Given records:
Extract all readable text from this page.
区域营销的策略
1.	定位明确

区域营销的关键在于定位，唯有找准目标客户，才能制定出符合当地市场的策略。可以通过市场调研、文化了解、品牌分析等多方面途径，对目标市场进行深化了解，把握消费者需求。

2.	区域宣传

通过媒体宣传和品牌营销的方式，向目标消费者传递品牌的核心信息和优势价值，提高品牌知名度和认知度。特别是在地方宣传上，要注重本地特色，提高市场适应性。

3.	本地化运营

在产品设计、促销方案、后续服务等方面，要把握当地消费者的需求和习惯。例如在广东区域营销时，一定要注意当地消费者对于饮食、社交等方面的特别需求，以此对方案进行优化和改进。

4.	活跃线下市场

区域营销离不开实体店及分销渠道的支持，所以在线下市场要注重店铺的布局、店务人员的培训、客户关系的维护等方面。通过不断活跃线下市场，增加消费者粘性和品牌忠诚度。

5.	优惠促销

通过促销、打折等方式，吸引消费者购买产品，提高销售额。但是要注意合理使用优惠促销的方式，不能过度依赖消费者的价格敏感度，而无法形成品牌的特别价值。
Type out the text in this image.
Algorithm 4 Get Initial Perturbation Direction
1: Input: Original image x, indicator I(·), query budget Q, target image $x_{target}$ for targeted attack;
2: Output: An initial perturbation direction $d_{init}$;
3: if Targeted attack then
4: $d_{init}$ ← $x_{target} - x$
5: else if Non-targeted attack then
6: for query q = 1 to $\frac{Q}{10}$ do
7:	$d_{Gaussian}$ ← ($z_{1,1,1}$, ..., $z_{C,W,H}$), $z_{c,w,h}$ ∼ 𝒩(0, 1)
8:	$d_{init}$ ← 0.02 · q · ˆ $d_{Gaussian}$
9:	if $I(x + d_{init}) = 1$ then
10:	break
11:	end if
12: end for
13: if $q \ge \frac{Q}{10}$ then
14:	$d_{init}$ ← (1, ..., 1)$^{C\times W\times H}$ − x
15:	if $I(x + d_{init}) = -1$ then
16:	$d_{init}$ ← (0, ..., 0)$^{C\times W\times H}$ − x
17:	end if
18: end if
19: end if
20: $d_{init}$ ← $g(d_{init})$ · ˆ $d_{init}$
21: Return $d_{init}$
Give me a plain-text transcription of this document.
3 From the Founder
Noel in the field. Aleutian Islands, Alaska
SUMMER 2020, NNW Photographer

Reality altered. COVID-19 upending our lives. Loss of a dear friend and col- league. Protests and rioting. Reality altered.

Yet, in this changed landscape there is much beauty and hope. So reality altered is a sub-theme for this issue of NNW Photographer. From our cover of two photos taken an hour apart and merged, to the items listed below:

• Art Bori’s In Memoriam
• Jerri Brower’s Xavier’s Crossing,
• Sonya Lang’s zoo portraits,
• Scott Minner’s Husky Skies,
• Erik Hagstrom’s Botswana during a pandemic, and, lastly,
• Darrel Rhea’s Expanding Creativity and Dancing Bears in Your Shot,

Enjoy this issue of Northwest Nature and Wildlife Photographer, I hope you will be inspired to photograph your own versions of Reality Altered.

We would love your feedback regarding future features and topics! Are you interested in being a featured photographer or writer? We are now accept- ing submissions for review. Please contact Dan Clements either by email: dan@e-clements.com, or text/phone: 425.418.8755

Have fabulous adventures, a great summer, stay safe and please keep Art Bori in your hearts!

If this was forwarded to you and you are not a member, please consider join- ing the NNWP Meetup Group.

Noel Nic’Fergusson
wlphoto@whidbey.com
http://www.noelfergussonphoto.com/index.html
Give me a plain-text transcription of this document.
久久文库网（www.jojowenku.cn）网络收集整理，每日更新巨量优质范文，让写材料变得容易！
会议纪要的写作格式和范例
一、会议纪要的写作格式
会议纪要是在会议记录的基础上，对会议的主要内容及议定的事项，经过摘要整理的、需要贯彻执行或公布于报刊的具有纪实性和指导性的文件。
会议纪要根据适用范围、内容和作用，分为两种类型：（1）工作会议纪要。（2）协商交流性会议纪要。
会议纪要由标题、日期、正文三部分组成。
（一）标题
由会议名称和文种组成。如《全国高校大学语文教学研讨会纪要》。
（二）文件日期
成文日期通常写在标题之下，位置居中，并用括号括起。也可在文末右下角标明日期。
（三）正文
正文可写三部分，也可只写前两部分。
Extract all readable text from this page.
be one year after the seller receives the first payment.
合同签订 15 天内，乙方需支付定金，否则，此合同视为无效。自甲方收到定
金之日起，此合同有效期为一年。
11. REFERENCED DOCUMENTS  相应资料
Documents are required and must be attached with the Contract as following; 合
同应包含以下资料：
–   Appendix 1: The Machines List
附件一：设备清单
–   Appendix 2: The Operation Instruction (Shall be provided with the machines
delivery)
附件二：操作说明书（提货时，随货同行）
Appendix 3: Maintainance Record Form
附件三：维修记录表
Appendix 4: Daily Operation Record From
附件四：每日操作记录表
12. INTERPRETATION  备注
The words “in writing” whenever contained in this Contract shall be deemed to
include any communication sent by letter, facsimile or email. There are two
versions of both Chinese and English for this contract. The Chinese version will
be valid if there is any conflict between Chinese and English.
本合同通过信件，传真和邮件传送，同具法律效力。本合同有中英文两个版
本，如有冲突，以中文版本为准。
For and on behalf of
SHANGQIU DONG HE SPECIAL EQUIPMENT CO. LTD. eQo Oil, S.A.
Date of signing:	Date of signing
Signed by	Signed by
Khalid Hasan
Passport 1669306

Description of the task: Set down the listing in full, keeping every word exactly as it is.

Answer to this task:
Extract all readable text from this page.
区域营销的策略
1.	定位明确

区域营销的关键在于定位，唯有找准目标客户，才能制定出符合当地市场的策略。可以通过市场调研、文化了解、品牌分析等多方面途径，对目标市场进行深化了解，把握消费者需求。

2.	区域宣传

通过媒体宣传和品牌营销的方式，向目标消费者传递品牌的核心信息和优势价值，提高品牌知名度和认知度。特别是在地方宣传上，要注重本地特色，提高市场适应性。

3.	本地化运营

在产品设计、促销方案、后续服务等方面，要把握当地消费者的需求和习惯。例如在广东区域营销时，一定要注意当地消费者对于饮食、社交等方面的特别需求，以此对方案进行优化和改进。

4.	活跃线下市场

区域营销离不开实体店及分销渠道的支持，所以在线下市场要注重店铺的布局、店务人员的培训、客户关系的维护等方面。通过不断活跃线下市场，增加消费者粘性和品牌忠诚度。

5.	优惠促销

通过促销、打折等方式，吸引消费者购买产品，提高销售额。但是要注意合理使用优惠促销的方式，不能过度依赖消费者的价格敏感度，而无法形成品牌的特别价值。
Type out the text in this image.
Algorithm 4 Get Initial Perturbation Direction
1: Input: Original image x, indicator I(·), query budget Q, target image $x_{target}$ for targeted attack;
2: Output: An initial perturbation direction $d_{init}$;
3: if Targeted attack then
4: $d_{init}$ ← $x_{target} - x$
5: else if Non-targeted attack then
6: for query q = 1 to $\frac{Q}{10}$ do
7:	$d_{Gaussian}$ ← ($z_{1,1,1}$, ..., $z_{C,W,H}$), $z_{c,w,h}$ ∼ 𝒩(0, 1)
8:	$d_{init}$ ← 0.02 · q · ˆ $d_{Gaussian}$
9:	if $I(x + d_{init}) = 1$ then
10:	break
11:	end if
12: end for
13: if $q \ge \frac{Q}{10}$ then
14:	$d_{init}$ ← (1, ..., 1)$^{C\times W\times H}$ − x
15:	if $I(x + d_{init}) = -1$ then
16:	$d_{init}$ ← (0, ..., 0)$^{C\times W\times H}$ − x
17:	end if
18: end if
19: end if
20: $d_{init}$ ← $g(d_{init})$ · ˆ $d_{init}$
21: Return $d_{init}$
Give me a plain-text transcription of this document.
3 From the Founder
Noel in the field. Aleutian Islands, Alaska
SUMMER 2020, NNW Photographer

Reality altered. COVID-19 upending our lives. Loss of a dear friend and col- league. Protests and rioting. Reality altered.

Yet, in this changed landscape there is much beauty and hope. So reality altered is a sub-theme for this issue of NNW Photographer. From our cover of two photos taken an hour apart and merged, to the items listed below:

• Art Bori’s In Memoriam
• Jerri Brower’s Xavier’s Crossing,
• Sonya Lang’s zoo portraits,
• Scott Minner’s Husky Skies,
• Erik Hagstrom’s Botswana during a pandemic, and, lastly,
• Darrel Rhea’s Expanding Creativity and Dancing Bears in Your Shot,

Enjoy this issue of Northwest Nature and Wildlife Photographer, I hope you will be inspired to photograph your own versions of Reality Altered.

We would love your feedback regarding future features and topics! Are you interested in being a featured photographer or writer? We are now accept- ing submissions for review. Please contact Dan Clements either by email: dan@e-clements.com, or text/phone: 425.418.8755

Have fabulous adventures, a great summer, stay safe and please keep Art Bori in your hearts!

If this was forwarded to you and you are not a member, please consider join- ing the NNWP Meetup Group.

Noel Nic’Fergusson
wlphoto@whidbey.com
http://www.noelfergussonphoto.com/index.html
Give me a plain-text transcription of this document.
久久文库网（www.jojowenku.cn）网络收集整理，每日更新巨量优质范文，让写材料变得容易！
会议纪要的写作格式和范例
一、会议纪要的写作格式
会议纪要是在会议记录的基础上，对会议的主要内容及议定的事项，经过摘要整理的、需要贯彻执行或公布于报刊的具有纪实性和指导性的文件。
会议纪要根据适用范围、内容和作用，分为两种类型：（1）工作会议纪要。（2）协商交流性会议纪要。
会议纪要由标题、日期、正文三部分组成。
（一）标题
由会议名称和文种组成。如《全国高校大学语文教学研讨会纪要》。
（二）文件日期
成文日期通常写在标题之下，位置居中，并用括号括起。也可在文末右下角标明日期。
（三）正文
正文可写三部分，也可只写前两部分。
Extract all readable text from this page.
be one year after the seller receives the first payment.
合同签订 15 天内，乙方需支付定金，否则，此合同视为无效。自甲方收到定
金之日起，此合同有效期为一年。
11. REFERENCED DOCUMENTS  相应资料
Documents are required and must be attached with the Contract as following; 合
同应包含以下资料：
–   Appendix 1: The Machines List
附件一：设备清单
–   Appendix 2: The Operation Instruction (Shall be provided with the machines
delivery)
附件二：操作说明书（提货时，随货同行）
Appendix 3: Maintainance Record Form
附件三：维修记录表
Appendix 4: Daily Operation Record From
附件四：每日操作记录表
12. INTERPRETATION  备注
The words “in writing” whenever contained in this Contract shall be deemed to
include any communication sent by letter, facsimile or email. There are two
versions of both Chinese and English for this contract. The Chinese version will
be valid if there is any conflict between Chinese and English.
本合同通过信件，传真和邮件传送，同具法律效力。本合同有中英文两个版
本，如有冲突，以中文版本为准。
For and on behalf of
SHANGQIU DONG HE SPECIAL EQUIPMENT CO. LTD. eQo Oil, S.A.
Date of signing:	Date of signing
Signed by	Signed by
Khalid Hasan
Passport 1669306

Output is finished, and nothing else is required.